What is expected.
Single out the lines that include the word "příloze". Copy them.

Start Entries

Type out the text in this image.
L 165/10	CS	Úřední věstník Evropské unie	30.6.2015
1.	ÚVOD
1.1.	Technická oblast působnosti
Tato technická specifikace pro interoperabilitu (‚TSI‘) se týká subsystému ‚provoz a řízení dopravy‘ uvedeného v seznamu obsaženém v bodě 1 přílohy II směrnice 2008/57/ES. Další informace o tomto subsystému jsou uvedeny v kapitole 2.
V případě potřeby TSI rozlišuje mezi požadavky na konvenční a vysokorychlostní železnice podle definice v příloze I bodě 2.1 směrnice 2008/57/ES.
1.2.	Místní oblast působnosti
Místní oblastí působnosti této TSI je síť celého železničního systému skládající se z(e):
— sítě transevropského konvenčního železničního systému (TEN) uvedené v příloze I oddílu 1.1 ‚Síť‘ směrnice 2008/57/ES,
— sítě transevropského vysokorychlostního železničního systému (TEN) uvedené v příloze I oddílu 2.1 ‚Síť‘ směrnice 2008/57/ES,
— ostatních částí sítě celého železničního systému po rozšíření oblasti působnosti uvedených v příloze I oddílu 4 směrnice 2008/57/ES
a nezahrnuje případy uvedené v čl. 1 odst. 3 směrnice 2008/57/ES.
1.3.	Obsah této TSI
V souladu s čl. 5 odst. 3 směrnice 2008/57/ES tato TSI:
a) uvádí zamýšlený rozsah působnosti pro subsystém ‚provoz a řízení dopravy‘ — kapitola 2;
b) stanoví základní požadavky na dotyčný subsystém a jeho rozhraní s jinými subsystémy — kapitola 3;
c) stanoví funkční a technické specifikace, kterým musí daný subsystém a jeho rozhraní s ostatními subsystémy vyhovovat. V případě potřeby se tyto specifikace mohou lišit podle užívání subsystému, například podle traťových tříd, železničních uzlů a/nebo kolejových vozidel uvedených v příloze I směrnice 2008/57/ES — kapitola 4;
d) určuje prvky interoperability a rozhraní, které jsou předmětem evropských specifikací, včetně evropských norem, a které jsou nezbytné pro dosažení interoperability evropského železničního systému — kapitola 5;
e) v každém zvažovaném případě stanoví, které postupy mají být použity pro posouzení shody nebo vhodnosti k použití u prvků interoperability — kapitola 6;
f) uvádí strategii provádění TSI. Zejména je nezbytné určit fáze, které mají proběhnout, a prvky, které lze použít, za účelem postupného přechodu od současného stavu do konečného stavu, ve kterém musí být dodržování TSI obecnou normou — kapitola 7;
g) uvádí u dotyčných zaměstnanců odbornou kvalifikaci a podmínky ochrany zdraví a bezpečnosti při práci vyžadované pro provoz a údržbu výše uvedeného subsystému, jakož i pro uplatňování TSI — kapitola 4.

End Entries

Reply to the task.
V případě potřeby TSI rozlišuje mezi požadavky na konvenční a vysokorychlostní železnice podle definice v příloze I bodě 2.1 směrnice 2008/57/ES.
— sítě transevropského konvenčního železničního systému (TEN) uvedené v příloze I oddílu 1.1 ‚Síť‘ směrnice 2008/57/ES,
— sítě transevropského vysokorychlostního železničního systému (TEN) uvedené v příloze I oddílu 2.1 ‚Síť‘ směrnice 2008/57/ES,
— ostatních částí sítě celého železničního systému po rozšíření oblasti působnosti uvedených v příloze I oddílu 4 směrnice 2008/57/ES
c) stanoví funkční a technické specifikace, kterým musí daný subsystém a jeho rozhraní s ostatními subsystémy vyhovovat. V případě potřeby se tyto specifikace mohou lišit podle užívání subsystému, například podle traťových tříd, železničních uzlů a/nebo kolejových vozidel uvedených v příloze I směrnice 2008/57/ES — kapitola 4;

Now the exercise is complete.